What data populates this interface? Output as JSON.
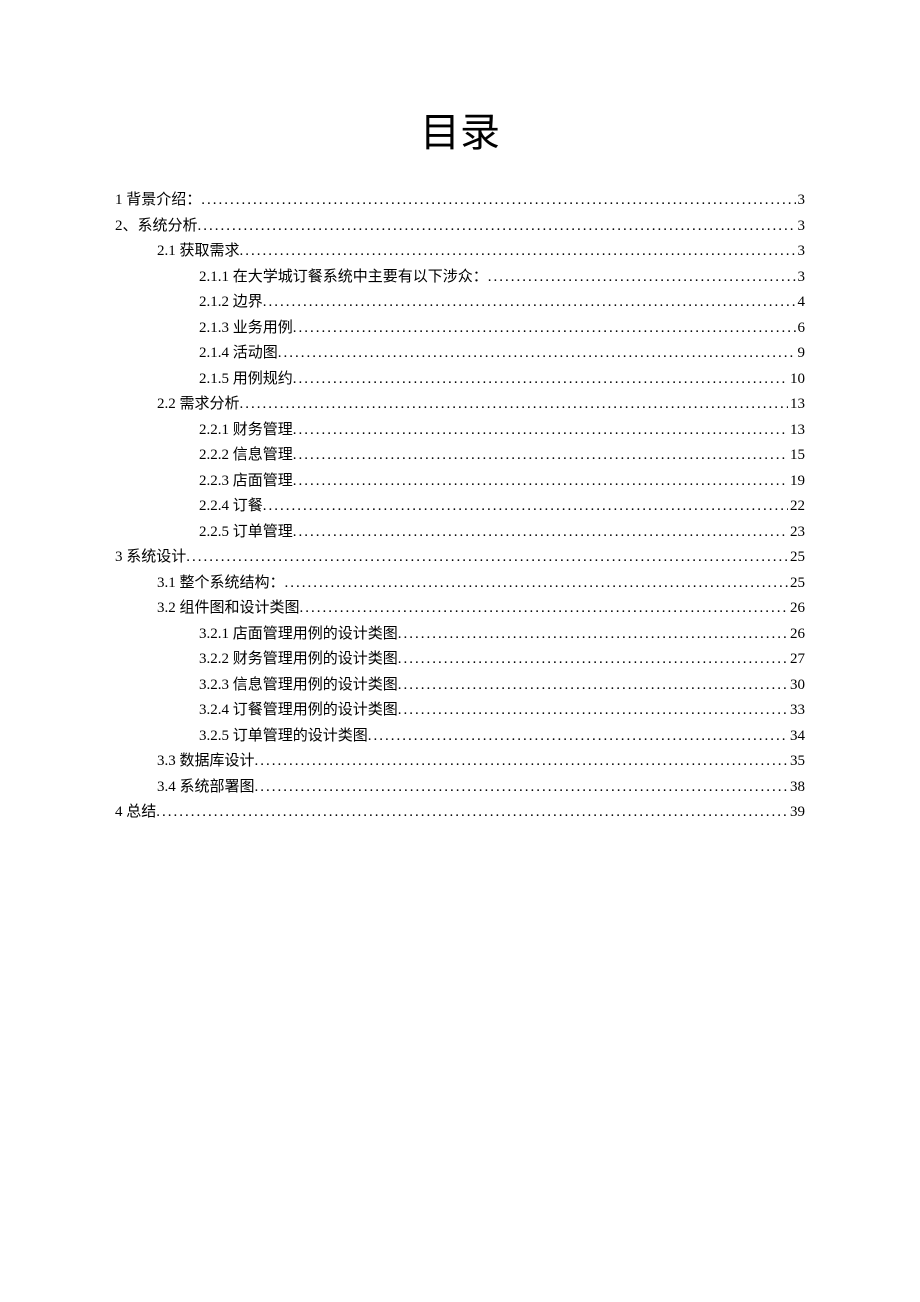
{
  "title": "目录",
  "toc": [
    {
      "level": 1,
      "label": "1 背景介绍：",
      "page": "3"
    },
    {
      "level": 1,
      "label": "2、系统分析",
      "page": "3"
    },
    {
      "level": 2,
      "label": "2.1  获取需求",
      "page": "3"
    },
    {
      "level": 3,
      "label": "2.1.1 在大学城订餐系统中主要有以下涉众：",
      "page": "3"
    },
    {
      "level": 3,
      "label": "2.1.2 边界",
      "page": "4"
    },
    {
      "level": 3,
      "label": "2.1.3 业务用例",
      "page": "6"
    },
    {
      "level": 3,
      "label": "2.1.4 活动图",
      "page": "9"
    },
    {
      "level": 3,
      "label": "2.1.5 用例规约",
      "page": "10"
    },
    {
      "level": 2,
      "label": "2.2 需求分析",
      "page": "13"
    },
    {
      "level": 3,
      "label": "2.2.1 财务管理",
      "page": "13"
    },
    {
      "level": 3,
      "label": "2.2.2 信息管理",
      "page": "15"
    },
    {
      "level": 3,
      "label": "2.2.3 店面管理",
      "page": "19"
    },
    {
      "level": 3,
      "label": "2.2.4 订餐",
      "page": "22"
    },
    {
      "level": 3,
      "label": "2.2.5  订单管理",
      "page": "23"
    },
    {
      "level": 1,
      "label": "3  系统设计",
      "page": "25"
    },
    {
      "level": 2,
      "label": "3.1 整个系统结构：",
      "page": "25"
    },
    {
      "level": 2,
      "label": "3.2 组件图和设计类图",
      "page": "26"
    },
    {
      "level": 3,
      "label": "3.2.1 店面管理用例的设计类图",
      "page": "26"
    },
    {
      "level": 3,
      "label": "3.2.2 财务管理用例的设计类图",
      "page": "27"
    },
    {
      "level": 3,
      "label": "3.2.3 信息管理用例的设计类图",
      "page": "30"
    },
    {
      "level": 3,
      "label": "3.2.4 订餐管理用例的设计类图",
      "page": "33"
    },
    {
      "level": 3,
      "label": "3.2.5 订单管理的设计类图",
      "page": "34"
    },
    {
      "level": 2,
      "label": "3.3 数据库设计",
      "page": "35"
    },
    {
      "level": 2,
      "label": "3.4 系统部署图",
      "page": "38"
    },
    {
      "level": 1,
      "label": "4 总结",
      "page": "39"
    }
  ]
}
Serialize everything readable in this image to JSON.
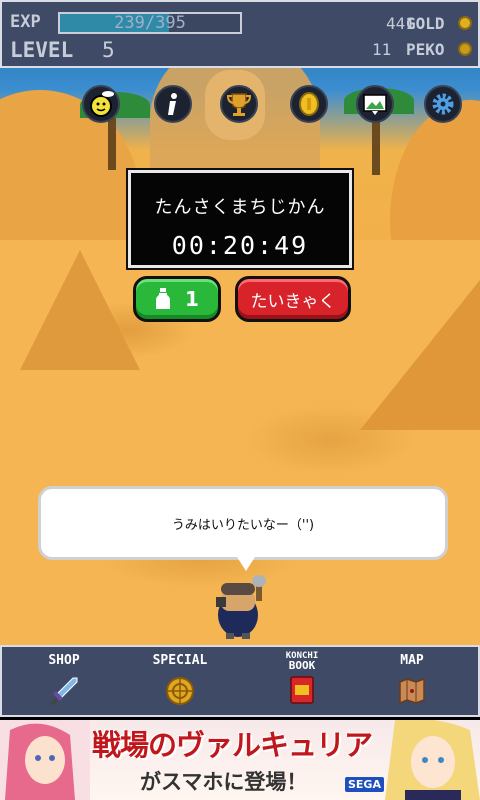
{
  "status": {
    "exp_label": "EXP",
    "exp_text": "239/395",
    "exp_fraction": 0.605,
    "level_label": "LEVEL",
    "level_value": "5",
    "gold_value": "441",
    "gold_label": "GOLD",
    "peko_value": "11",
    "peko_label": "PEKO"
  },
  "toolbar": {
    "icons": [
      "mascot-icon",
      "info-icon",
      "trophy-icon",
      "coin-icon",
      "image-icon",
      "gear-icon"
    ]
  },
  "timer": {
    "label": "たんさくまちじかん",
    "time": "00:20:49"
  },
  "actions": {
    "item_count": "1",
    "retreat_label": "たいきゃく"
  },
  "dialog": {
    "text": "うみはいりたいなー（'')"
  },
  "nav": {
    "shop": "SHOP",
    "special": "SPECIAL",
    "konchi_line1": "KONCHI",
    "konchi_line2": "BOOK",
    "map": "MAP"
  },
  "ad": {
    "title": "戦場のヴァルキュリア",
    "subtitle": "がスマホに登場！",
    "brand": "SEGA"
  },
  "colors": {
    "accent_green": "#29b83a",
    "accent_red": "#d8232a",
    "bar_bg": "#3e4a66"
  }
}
______
Do this: The records above are to be quoted exactly, with all pictures left out.

Output of the exercise:
What data populates this interface? Output as JSON.
{
  "title": "目录",
  "toc": [
    {
      "level": 1,
      "label": "1 背景介绍：",
      "page": "3"
    },
    {
      "level": 1,
      "label": "2、系统分析",
      "page": "3"
    },
    {
      "level": 2,
      "label": "2.1  获取需求",
      "page": "3"
    },
    {
      "level": 3,
      "label": "2.1.1 在大学城订餐系统中主要有以下涉众：",
      "page": "3"
    },
    {
      "level": 3,
      "label": "2.1.2 边界",
      "page": "4"
    },
    {
      "level": 3,
      "label": "2.1.3 业务用例",
      "page": "6"
    },
    {
      "level": 3,
      "label": "2.1.4 活动图",
      "page": "9"
    },
    {
      "level": 3,
      "label": "2.1.5 用例规约",
      "page": "10"
    },
    {
      "level": 2,
      "label": "2.2 需求分析",
      "page": "13"
    },
    {
      "level": 3,
      "label": "2.2.1 财务管理",
      "page": "13"
    },
    {
      "level": 3,
      "label": "2.2.2 信息管理",
      "page": "15"
    },
    {
      "level": 3,
      "label": "2.2.3 店面管理",
      "page": "19"
    },
    {
      "level": 3,
      "label": "2.2.4 订餐",
      "page": "22"
    },
    {
      "level": 3,
      "label": "2.2.5  订单管理",
      "page": "23"
    },
    {
      "level": 1,
      "label": "3  系统设计",
      "page": "25"
    },
    {
      "level": 2,
      "label": "3.1 整个系统结构：",
      "page": "25"
    },
    {
      "level": 2,
      "label": "3.2 组件图和设计类图",
      "page": "26"
    },
    {
      "level": 3,
      "label": "3.2.1 店面管理用例的设计类图",
      "page": "26"
    },
    {
      "level": 3,
      "label": "3.2.2 财务管理用例的设计类图",
      "page": "27"
    },
    {
      "level": 3,
      "label": "3.2.3 信息管理用例的设计类图",
      "page": "30"
    },
    {
      "level": 3,
      "label": "3.2.4 订餐管理用例的设计类图",
      "page": "33"
    },
    {
      "level": 3,
      "label": "3.2.5 订单管理的设计类图",
      "page": "34"
    },
    {
      "level": 2,
      "label": "3.3 数据库设计",
      "page": "35"
    },
    {
      "level": 2,
      "label": "3.4 系统部署图",
      "page": "38"
    },
    {
      "level": 1,
      "label": "4 总结",
      "page": "39"
    }
  ]
}
Serialize everything readable in this image to JSON.
{
  "status": {
    "exp_label": "EXP",
    "exp_text": "239/395",
    "exp_fraction": 0.605,
    "level_label": "LEVEL",
    "level_value": "5",
    "gold_value": "441",
    "gold_label": "GOLD",
    "peko_value": "11",
    "peko_label": "PEKO"
  },
  "toolbar": {
    "icons": [
      "mascot-icon",
      "info-icon",
      "trophy-icon",
      "coin-icon",
      "image-icon",
      "gear-icon"
    ]
  },
  "timer": {
    "label": "たんさくまちじかん",
    "time": "00:20:49"
  },
  "actions": {
    "item_count": "1",
    "retreat_label": "たいきゃく"
  },
  "dialog": {
    "text": "うみはいりたいなー（'')"
  },
  "nav": {
    "shop": "SHOP",
    "special": "SPECIAL",
    "konchi_line1": "KONCHI",
    "konchi_line2": "BOOK",
    "map": "MAP"
  },
  "ad": {
    "title": "戦場のヴァルキュリア",
    "subtitle": "がスマホに登場！",
    "brand": "SEGA"
  },
  "colors": {
    "accent_green": "#29b83a",
    "accent_red": "#d8232a",
    "bar_bg": "#3e4a66"
  }
}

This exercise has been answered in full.